■ Given problem: Reproduce the complete listing without any deviation.

>>>

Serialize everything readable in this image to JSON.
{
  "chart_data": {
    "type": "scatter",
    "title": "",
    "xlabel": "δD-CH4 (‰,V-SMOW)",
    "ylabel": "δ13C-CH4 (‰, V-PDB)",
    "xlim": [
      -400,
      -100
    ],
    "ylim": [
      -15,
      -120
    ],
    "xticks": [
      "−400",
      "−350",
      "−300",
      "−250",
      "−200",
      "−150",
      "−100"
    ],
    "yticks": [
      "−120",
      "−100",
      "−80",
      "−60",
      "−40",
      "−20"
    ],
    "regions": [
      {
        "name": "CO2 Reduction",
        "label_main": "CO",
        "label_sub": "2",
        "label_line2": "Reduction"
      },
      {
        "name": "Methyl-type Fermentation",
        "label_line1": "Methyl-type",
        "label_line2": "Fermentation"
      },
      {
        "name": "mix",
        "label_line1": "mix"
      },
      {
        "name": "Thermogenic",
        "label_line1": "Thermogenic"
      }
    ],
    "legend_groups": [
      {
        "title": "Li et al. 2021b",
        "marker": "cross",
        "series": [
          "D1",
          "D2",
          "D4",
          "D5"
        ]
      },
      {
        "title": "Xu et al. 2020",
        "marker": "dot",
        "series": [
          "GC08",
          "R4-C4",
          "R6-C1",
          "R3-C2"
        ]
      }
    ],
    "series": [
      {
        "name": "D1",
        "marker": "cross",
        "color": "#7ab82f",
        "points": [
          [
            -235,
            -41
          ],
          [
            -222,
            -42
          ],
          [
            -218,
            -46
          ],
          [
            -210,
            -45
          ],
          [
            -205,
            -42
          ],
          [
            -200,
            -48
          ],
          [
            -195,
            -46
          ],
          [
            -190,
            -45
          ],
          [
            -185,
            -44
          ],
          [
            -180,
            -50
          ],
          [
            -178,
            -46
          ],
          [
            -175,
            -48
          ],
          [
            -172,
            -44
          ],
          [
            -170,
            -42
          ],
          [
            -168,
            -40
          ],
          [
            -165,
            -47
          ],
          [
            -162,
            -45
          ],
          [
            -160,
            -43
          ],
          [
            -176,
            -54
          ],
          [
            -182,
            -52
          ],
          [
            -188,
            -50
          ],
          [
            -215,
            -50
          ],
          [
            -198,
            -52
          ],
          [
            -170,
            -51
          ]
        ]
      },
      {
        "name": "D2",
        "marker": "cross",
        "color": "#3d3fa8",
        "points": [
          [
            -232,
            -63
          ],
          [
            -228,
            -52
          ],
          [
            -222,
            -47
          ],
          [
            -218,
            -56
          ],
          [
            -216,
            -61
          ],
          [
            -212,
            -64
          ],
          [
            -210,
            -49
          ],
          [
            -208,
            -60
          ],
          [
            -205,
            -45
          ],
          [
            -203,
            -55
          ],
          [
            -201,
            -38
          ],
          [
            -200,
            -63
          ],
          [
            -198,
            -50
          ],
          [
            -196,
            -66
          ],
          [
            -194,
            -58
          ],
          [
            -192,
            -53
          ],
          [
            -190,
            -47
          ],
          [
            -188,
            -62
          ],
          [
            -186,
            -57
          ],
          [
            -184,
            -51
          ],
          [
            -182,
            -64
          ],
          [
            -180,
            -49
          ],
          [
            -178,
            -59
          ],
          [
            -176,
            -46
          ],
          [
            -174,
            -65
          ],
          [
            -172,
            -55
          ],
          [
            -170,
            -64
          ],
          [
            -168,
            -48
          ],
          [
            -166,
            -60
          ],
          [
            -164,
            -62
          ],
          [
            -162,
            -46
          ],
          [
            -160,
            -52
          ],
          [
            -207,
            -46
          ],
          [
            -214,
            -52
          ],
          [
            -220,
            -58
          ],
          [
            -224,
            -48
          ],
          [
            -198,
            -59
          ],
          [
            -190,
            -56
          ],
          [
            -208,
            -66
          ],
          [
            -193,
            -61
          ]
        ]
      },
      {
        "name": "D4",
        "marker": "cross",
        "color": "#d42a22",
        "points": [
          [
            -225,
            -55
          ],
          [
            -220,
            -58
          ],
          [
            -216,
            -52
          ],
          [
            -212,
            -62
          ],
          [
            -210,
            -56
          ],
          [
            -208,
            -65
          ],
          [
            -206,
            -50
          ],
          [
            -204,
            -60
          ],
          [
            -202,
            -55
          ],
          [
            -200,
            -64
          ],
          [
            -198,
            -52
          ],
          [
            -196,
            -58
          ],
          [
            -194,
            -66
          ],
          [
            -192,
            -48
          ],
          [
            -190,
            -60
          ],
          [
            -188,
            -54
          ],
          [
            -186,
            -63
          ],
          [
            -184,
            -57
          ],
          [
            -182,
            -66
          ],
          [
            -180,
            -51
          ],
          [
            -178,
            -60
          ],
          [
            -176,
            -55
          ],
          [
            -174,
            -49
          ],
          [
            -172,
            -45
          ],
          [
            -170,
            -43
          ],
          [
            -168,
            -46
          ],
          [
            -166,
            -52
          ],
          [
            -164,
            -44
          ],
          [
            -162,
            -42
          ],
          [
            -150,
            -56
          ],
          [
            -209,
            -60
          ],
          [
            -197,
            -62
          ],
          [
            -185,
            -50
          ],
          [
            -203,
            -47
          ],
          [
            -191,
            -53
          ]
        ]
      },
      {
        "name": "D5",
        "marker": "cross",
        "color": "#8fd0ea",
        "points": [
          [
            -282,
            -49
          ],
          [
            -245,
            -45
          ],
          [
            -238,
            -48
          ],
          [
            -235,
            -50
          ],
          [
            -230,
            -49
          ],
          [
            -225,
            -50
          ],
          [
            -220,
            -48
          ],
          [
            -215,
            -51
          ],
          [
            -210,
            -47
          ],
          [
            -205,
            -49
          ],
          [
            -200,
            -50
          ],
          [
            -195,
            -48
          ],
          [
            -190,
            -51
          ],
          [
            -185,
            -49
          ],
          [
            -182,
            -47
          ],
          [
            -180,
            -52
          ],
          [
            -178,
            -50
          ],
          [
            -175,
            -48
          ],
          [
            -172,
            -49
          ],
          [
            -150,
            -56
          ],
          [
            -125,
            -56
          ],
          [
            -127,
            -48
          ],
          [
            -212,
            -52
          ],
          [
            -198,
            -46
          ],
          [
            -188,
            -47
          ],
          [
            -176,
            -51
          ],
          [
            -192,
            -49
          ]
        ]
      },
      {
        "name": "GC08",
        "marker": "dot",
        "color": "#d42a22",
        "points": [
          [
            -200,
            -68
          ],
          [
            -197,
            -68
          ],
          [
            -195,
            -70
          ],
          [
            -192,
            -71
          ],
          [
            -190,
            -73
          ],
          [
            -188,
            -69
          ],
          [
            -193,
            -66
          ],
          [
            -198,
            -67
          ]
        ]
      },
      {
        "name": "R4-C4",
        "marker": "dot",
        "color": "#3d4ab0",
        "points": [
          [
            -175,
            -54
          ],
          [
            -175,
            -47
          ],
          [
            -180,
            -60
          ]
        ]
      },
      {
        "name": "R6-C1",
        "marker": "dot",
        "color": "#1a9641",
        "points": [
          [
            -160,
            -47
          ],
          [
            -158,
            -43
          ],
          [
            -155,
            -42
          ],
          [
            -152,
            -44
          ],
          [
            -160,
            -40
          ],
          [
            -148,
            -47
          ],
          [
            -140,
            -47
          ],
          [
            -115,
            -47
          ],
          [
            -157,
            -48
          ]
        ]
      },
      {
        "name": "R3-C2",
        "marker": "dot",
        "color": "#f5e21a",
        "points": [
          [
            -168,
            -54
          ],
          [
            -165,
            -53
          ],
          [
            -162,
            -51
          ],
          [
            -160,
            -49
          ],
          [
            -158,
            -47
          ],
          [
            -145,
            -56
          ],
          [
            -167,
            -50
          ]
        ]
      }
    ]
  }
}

<<<

■ Reply to the exercise:
Serialize everything readable in this image to JSON.
{
  "chart_data": {
    "type": "scatter",
    "title": "",
    "xlabel": "δD-CH4 (‰,V-SMOW)",
    "ylabel": "δ13C-CH4 (‰, V-PDB)",
    "xlim": [
      -400,
      -100
    ],
    "ylim": [
      -15,
      -120
    ],
    "xticks": [
      "−400",
      "−350",
      "−300",
      "−250",
      "−200",
      "−150",
      "−100"
    ],
    "yticks": [
      "−120",
      "−100",
      "−80",
      "−60",
      "−40",
      "−20"
    ],
    "regions": [
      {
        "name": "CO2 Reduction",
        "label_main": "CO",
        "label_sub": "2",
        "label_line2": "Reduction"
      },
      {
        "name": "Methyl-type Fermentation",
        "label_line1": "Methyl-type",
        "label_line2": "Fermentation"
      },
      {
        "name": "mix",
        "label_line1": "mix"
      },
      {
        "name": "Thermogenic",
        "label_line1": "Thermogenic"
      }
    ],
    "legend_groups": [
      {
        "title": "Li et al. 2021b",
        "marker": "cross",
        "series": [
          "D1",
          "D2",
          "D4",
          "D5"
        ]
      },
      {
        "title": "Xu et al. 2020",
        "marker": "dot",
        "series": [
          "GC08",
          "R4-C4",
          "R6-C1",
          "R3-C2"
        ]
      }
    ],
    "series": [
      {
        "name": "D1",
        "marker": "cross",
        "color": "#7ab82f",
        "points": [
          [
            -235,
            -41
          ],
          [
            -222,
            -42
          ],
          [
            -218,
            -46
          ],
          [
            -210,
            -45
          ],
          [
            -205,
            -42
          ],
          [
            -200,
            -48
          ],
          [
            -195,
            -46
          ],
          [
            -190,
            -45
          ],
          [
            -185,
            -44
          ],
          [
            -180,
            -50
          ],
          [
            -178,
            -46
          ],
          [
            -175,
            -48
          ],
          [
            -172,
            -44
          ],
          [
            -170,
            -42
          ],
          [
            -168,
            -40
          ],
          [
            -165,
            -47
          ],
          [
            -162,
            -45
          ],
          [
            -160,
            -43
          ],
          [
            -176,
            -54
          ],
          [
            -182,
            -52
          ],
          [
            -188,
            -50
          ],
          [
            -215,
            -50
          ],
          [
            -198,
            -52
          ],
          [
            -170,
            -51
          ]
        ]
      },
      {
        "name": "D2",
        "marker": "cross",
        "color": "#3d3fa8",
        "points": [
          [
            -232,
            -63
          ],
          [
            -228,
            -52
          ],
          [
            -222,
            -47
          ],
          [
            -218,
            -56
          ],
          [
            -216,
            -61
          ],
          [
            -212,
            -64
          ],
          [
            -210,
            -49
          ],
          [
            -208,
            -60
          ],
          [
            -205,
            -45
          ],
          [
            -203,
            -55
          ],
          [
            -201,
            -38
          ],
          [
            -200,
            -63
          ],
          [
            -198,
            -50
          ],
          [
            -196,
            -66
          ],
          [
            -194,
            -58
          ],
          [
            -192,
            -53
          ],
          [
            -190,
            -47
          ],
          [
            -188,
            -62
          ],
          [
            -186,
            -57
          ],
          [
            -184,
            -51
          ],
          [
            -182,
            -64
          ],
          [
            -180,
            -49
          ],
          [
            -178,
            -59
          ],
          [
            -176,
            -46
          ],
          [
            -174,
            -65
          ],
          [
            -172,
            -55
          ],
          [
            -170,
            -64
          ],
          [
            -168,
            -48
          ],
          [
            -166,
            -60
          ],
          [
            -164,
            -62
          ],
          [
            -162,
            -46
          ],
          [
            -160,
            -52
          ],
          [
            -207,
            -46
          ],
          [
            -214,
            -52
          ],
          [
            -220,
            -58
          ],
          [
            -224,
            -48
          ],
          [
            -198,
            -59
          ],
          [
            -190,
            -56
          ],
          [
            -208,
            -66
          ],
          [
            -193,
            -61
          ]
        ]
      },
      {
        "name": "D4",
        "marker": "cross",
        "color": "#d42a22",
        "points": [
          [
            -225,
            -55
          ],
          [
            -220,
            -58
          ],
          [
            -216,
            -52
          ],
          [
            -212,
            -62
          ],
          [
            -210,
            -56
          ],
          [
            -208,
            -65
          ],
          [
            -206,
            -50
          ],
          [
            -204,
            -60
          ],
          [
            -202,
            -55
          ],
          [
            -200,
            -64
          ],
          [
            -198,
            -52
          ],
          [
            -196,
            -58
          ],
          [
            -194,
            -66
          ],
          [
            -192,
            -48
          ],
          [
            -190,
            -60
          ],
          [
            -188,
            -54
          ],
          [
            -186,
            -63
          ],
          [
            -184,
            -57
          ],
          [
            -182,
            -66
          ],
          [
            -180,
            -51
          ],
          [
            -178,
            -60
          ],
          [
            -176,
            -55
          ],
          [
            -174,
            -49
          ],
          [
            -172,
            -45
          ],
          [
            -170,
            -43
          ],
          [
            -168,
            -46
          ],
          [
            -166,
            -52
          ],
          [
            -164,
            -44
          ],
          [
            -162,
            -42
          ],
          [
            -150,
            -56
          ],
          [
            -209,
            -60
          ],
          [
            -197,
            -62
          ],
          [
            -185,
            -50
          ],
          [
            -203,
            -47
          ],
          [
            -191,
            -53
          ]
        ]
      },
      {
        "name": "D5",
        "marker": "cross",
        "color": "#8fd0ea",
        "points": [
          [
            -282,
            -49
          ],
          [
            -245,
            -45
          ],
          [
            -238,
            -48
          ],
          [
            -235,
            -50
          ],
          [
            -230,
            -49
          ],
          [
            -225,
            -50
          ],
          [
            -220,
            -48
          ],
          [
            -215,
            -51
          ],
          [
            -210,
            -47
          ],
          [
            -205,
            -49
          ],
          [
            -200,
            -50
          ],
          [
            -195,
            -48
          ],
          [
            -190,
            -51
          ],
          [
            -185,
            -49
          ],
          [
            -182,
            -47
          ],
          [
            -180,
            -52
          ],
          [
            -178,
            -50
          ],
          [
            -175,
            -48
          ],
          [
            -172,
            -49
          ],
          [
            -150,
            -56
          ],
          [
            -125,
            -56
          ],
          [
            -127,
            -48
          ],
          [
            -212,
            -52
          ],
          [
            -198,
            -46
          ],
          [
            -188,
            -47
          ],
          [
            -176,
            -51
          ],
          [
            -192,
            -49
          ]
        ]
      },
      {
        "name": "GC08",
        "marker": "dot",
        "color": "#d42a22",
        "points": [
          [
            -200,
            -68
          ],
          [
            -197,
            -68
          ],
          [
            -195,
            -70
          ],
          [
            -192,
            -71
          ],
          [
            -190,
            -73
          ],
          [
            -188,
            -69
          ],
          [
            -193,
            -66
          ],
          [
            -198,
            -67
          ]
        ]
      },
      {
        "name": "R4-C4",
        "marker": "dot",
        "color": "#3d4ab0",
        "points": [
          [
            -175,
            -54
          ],
          [
            -175,
            -47
          ],
          [
            -180,
            -60
          ]
        ]
      },
      {
        "name": "R6-C1",
        "marker": "dot",
        "color": "#1a9641",
        "points": [
          [
            -160,
            -47
          ],
          [
            -158,
            -43
          ],
          [
            -155,
            -42
          ],
          [
            -152,
            -44
          ],
          [
            -160,
            -40
          ],
          [
            -148,
            -47
          ],
          [
            -140,
            -47
          ],
          [
            -115,
            -47
          ],
          [
            -157,
            -48
          ]
        ]
      },
      {
        "name": "R3-C2",
        "marker": "dot",
        "color": "#f5e21a",
        "points": [
          [
            -168,
            -54
          ],
          [
            -165,
            -53
          ],
          [
            -162,
            -51
          ],
          [
            -160,
            -49
          ],
          [
            -158,
            -47
          ],
          [
            -145,
            -56
          ],
          [
            -167,
            -50
          ]
        ]
      }
    ]
  }
}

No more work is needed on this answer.